# Problem statement:
Copy out every one of the following lines word for word, leaving out the pictures.

-------------------------

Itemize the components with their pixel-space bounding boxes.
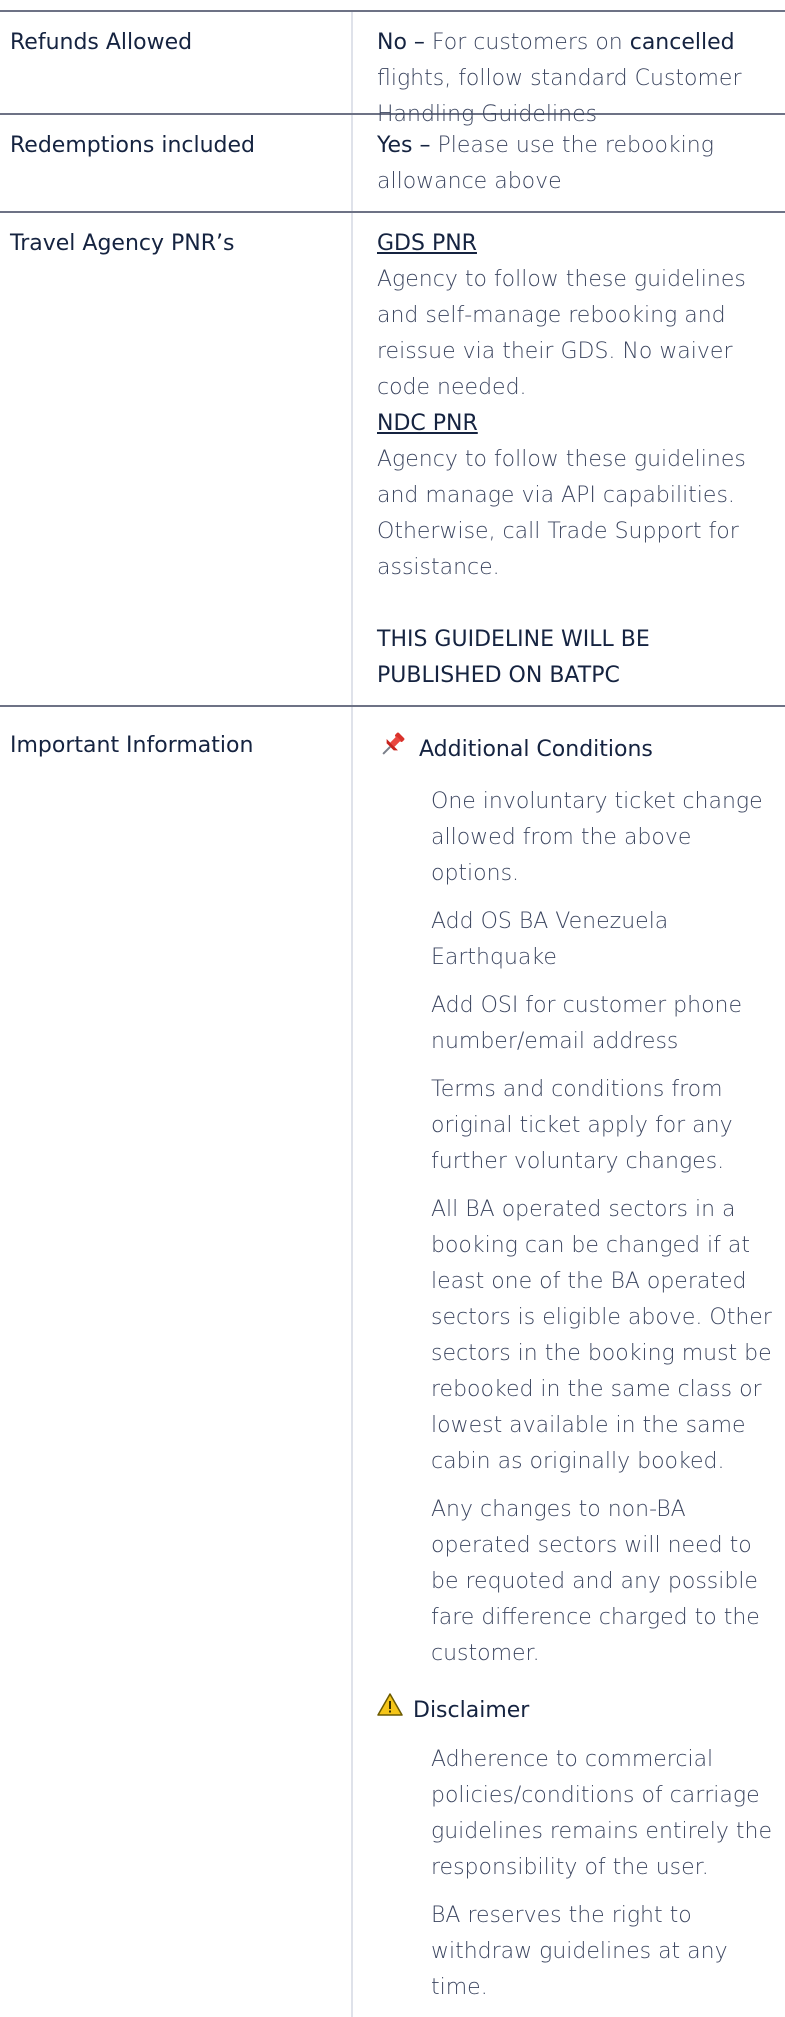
row-label-redemptions: Redemptions included (0, 115, 353, 211)
list-item: Terms and conditions from original ticke… (431, 1077, 733, 1174)
row-label-refunds: Refunds Allowed (0, 12, 353, 113)
refunds-cancelled: cancelled (629, 30, 735, 55)
table-row-refunds: Refunds Allowed No – For customers on ca… (0, 12, 785, 127)
list-item: Any changes to non-BA operated sectors w… (431, 1497, 760, 1666)
additional-conditions-title: Additional Conditions (419, 737, 653, 762)
table-row-agency: Travel Agency PNR’s GDS PNR Agency to fo… (0, 213, 785, 707)
table-row-redemptions: Redemptions included Yes – Please use th… (0, 115, 785, 213)
pushpin-icon (377, 728, 419, 772)
additional-conditions-list: One involuntary ticket change allowed fr… (377, 784, 785, 1672)
list-item: Add OS BA Venezuela Earthquake (431, 909, 669, 970)
list-item: All BA operated sectors in a booking can… (431, 1197, 772, 1474)
warning-icon (377, 1692, 413, 1730)
row-value-agency: GDS PNR Agency to follow these guideline… (353, 213, 785, 705)
list-item: One involuntary ticket change allowed fr… (431, 789, 763, 886)
list-item: Add OSI for customer phone number/email … (431, 993, 743, 1054)
guidelines-table: Refunds Allowed No – For customers on ca… (0, 0, 785, 2017)
list-item: Adherence to commercial policies/conditi… (431, 1747, 772, 1880)
ndc-pnr-text: Agency to follow these guidelines and ma… (377, 447, 746, 580)
published-note: THIS GUIDELINE WILL BE PUBLISHED ON BATP… (377, 627, 650, 688)
redemptions-answer: Yes – (377, 133, 431, 158)
table-row-important: Important Information Additional Conditi… (0, 707, 785, 2017)
refunds-answer: No – (377, 30, 425, 55)
table-top-rule (0, 0, 785, 12)
gds-pnr-heading: GDS PNR (377, 231, 477, 256)
disclaimer-list: Adherence to commercial policies/conditi… (377, 1742, 785, 2006)
disclaimer-title: Disclaimer (413, 1698, 530, 1723)
row-value-redemptions: Yes – Please use the rebooking allowance… (353, 115, 785, 211)
list-item: BA reserves the right to withdraw guidel… (431, 1903, 728, 2000)
gds-pnr-text: Agency to follow these guidelines and se… (377, 267, 746, 400)
ndc-pnr-heading: NDC PNR (377, 411, 478, 436)
refunds-text-1: For customers on (424, 30, 630, 55)
disclaimer-header: Disclaimer (377, 1692, 785, 1730)
row-value-important: Additional Conditions One involuntary ti… (353, 707, 785, 2017)
row-label-important: Important Information (0, 707, 353, 2017)
row-label-agency: Travel Agency PNR’s (0, 213, 353, 705)
additional-conditions-header: Additional Conditions (377, 728, 785, 772)
row-value-refunds: No – For customers on cancelled flights,… (353, 12, 785, 127)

-------------------------

# Task output:
Itemize the components with their pixel-space bounding boxes.
row-label-redemptions: Redemptions included (0, 115, 353, 211)
list-item: Terms and conditions from original ticke… (431, 1077, 733, 1174)
row-label-refunds: Refunds Allowed (0, 12, 353, 113)
refunds-cancelled: cancelled (629, 30, 735, 55)
table-row-refunds: Refunds Allowed No – For customers on ca… (0, 12, 785, 127)
list-item: Any changes to non-BA operated sectors w… (431, 1497, 760, 1666)
additional-conditions-title: Additional Conditions (419, 737, 653, 762)
table-row-agency: Travel Agency PNR’s GDS PNR Agency to fo… (0, 213, 785, 707)
table-row-redemptions: Redemptions included Yes – Please use th… (0, 115, 785, 213)
pushpin-icon (377, 728, 419, 772)
additional-conditions-list: One involuntary ticket change allowed fr… (377, 784, 785, 1672)
list-item: Add OS BA Venezuela Earthquake (431, 909, 669, 970)
list-item: All BA operated sectors in a booking can… (431, 1197, 772, 1474)
warning-icon (377, 1692, 413, 1730)
row-value-agency: GDS PNR Agency to follow these guideline… (353, 213, 785, 705)
list-item: One involuntary ticket change allowed fr… (431, 789, 763, 886)
list-item: Add OSI for customer phone number/email … (431, 993, 743, 1054)
guidelines-table: Refunds Allowed No – For customers on ca… (0, 0, 785, 2017)
list-item: Adherence to commercial policies/conditi… (431, 1747, 772, 1880)
ndc-pnr-text: Agency to follow these guidelines and ma… (377, 447, 746, 580)
published-note: THIS GUIDELINE WILL BE PUBLISHED ON BATP… (377, 627, 650, 688)
redemptions-answer: Yes – (377, 133, 431, 158)
table-row-important: Important Information Additional Conditi… (0, 707, 785, 2017)
refunds-answer: No – (377, 30, 425, 55)
table-top-rule (0, 0, 785, 12)
gds-pnr-heading: GDS PNR (377, 231, 477, 256)
disclaimer-list: Adherence to commercial policies/conditi… (377, 1742, 785, 2006)
disclaimer-title: Disclaimer (413, 1698, 530, 1723)
row-value-redemptions: Yes – Please use the rebooking allowance… (353, 115, 785, 211)
list-item: BA reserves the right to withdraw guidel… (431, 1903, 728, 2000)
gds-pnr-text: Agency to follow these guidelines and se… (377, 267, 746, 400)
ndc-pnr-heading: NDC PNR (377, 411, 478, 436)
refunds-text-1: For customers on (424, 30, 630, 55)
disclaimer-header: Disclaimer (377, 1692, 785, 1730)
row-value-important: Additional Conditions One involuntary ti… (353, 707, 785, 2017)
row-label-important: Important Information (0, 707, 353, 2017)
row-label-agency: Travel Agency PNR’s (0, 213, 353, 705)
additional-conditions-header: Additional Conditions (377, 728, 785, 772)
row-value-refunds: No – For customers on cancelled flights,… (353, 12, 785, 127)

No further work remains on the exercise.